• [Provided records]

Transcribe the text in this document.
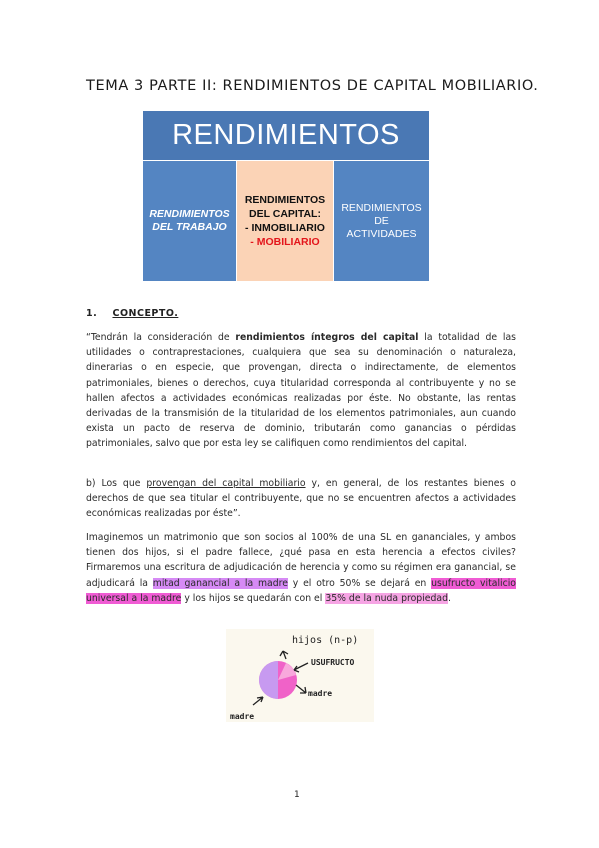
TEMA 3 PARTE II: RENDIMIENTOS DE CAPITAL MOBILIARIO.
RENDIMIENTOS
RENDIMIENTOS
DEL TRABAJO
RENDIMIENTOS
DEL CAPITAL:
- INMOBILIARIO
- MOBILIARIO
RENDIMIENTOS
DE
ACTIVIDADES
1. CONCEPTO.
“Tendrán la consideración de rendimientos íntegros del capital la totalidad de las utilidades o contraprestaciones, cualquiera que sea su denominación o naturaleza, dinerarias o en especie, que provengan, directa o indirectamente, de elementos patrimoniales, bienes o derechos, cuya titularidad corresponda al contribuyente y no se hallen afectos a actividades económicas realizadas por éste. No obstante, las rentas derivadas de la transmisión de la titularidad de los elementos patrimoniales, aun cuando exista un pacto de reserva de dominio, tributarán como ganancias o pérdidas patrimoniales, salvo que por esta ley se califiquen como rendimientos del capital.
b) Los que provengan del capital mobiliario y, en general, de los restantes bienes o derechos de que sea titular el contribuyente, que no se encuentren afectos a actividades económicas realizadas por éste”.
Imaginemos un matrimonio que son socios al 100% de una SL en gananciales, y ambos tienen dos hijos, si el padre fallece, ¿qué pasa en esta herencia a efectos civiles? Firmaremos una escritura de adjudicación de herencia y como su régimen era ganancial, se adjudicará la mitad ganancial a la madre y el otro 50% se dejará en usufructo vitalicio universal a la madre y los hijos se quedarán con el 35% de la nuda propiedad.
hijos (n-p)
USUFRUCTO
madre
madre
1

• [Written task] From the entries above, output every line exactly and omit any image.

• [Task result]
Transcribe the text in this document.
TEMA 3 PARTE II: RENDIMIENTOS DE CAPITAL MOBILIARIO.
RENDIMIENTOS
RENDIMIENTOS
DEL TRABAJO
RENDIMIENTOS
DEL CAPITAL:
- INMOBILIARIO
- MOBILIARIO
RENDIMIENTOS
DE
ACTIVIDADES
1. CONCEPTO.
“Tendrán la consideración de rendimientos íntegros del capital la totalidad de las utilidades o contraprestaciones, cualquiera que sea su denominación o naturaleza, dinerarias o en especie, que provengan, directa o indirectamente, de elementos patrimoniales, bienes o derechos, cuya titularidad corresponda al contribuyente y no se hallen afectos a actividades económicas realizadas por éste. No obstante, las rentas derivadas de la transmisión de la titularidad de los elementos patrimoniales, aun cuando exista un pacto de reserva de dominio, tributarán como ganancias o pérdidas patrimoniales, salvo que por esta ley se califiquen como rendimientos del capital.
b) Los que provengan del capital mobiliario y, en general, de los restantes bienes o derechos de que sea titular el contribuyente, que no se encuentren afectos a actividades económicas realizadas por éste”.
Imaginemos un matrimonio que son socios al 100% de una SL en gananciales, y ambos tienen dos hijos, si el padre fallece, ¿qué pasa en esta herencia a efectos civiles? Firmaremos una escritura de adjudicación de herencia y como su régimen era ganancial, se adjudicará la mitad ganancial a la madre y el otro 50% se dejará en usufructo vitalicio universal a la madre y los hijos se quedarán con el 35% de la nuda propiedad.
hijos (n-p)
USUFRUCTO
madre
madre
1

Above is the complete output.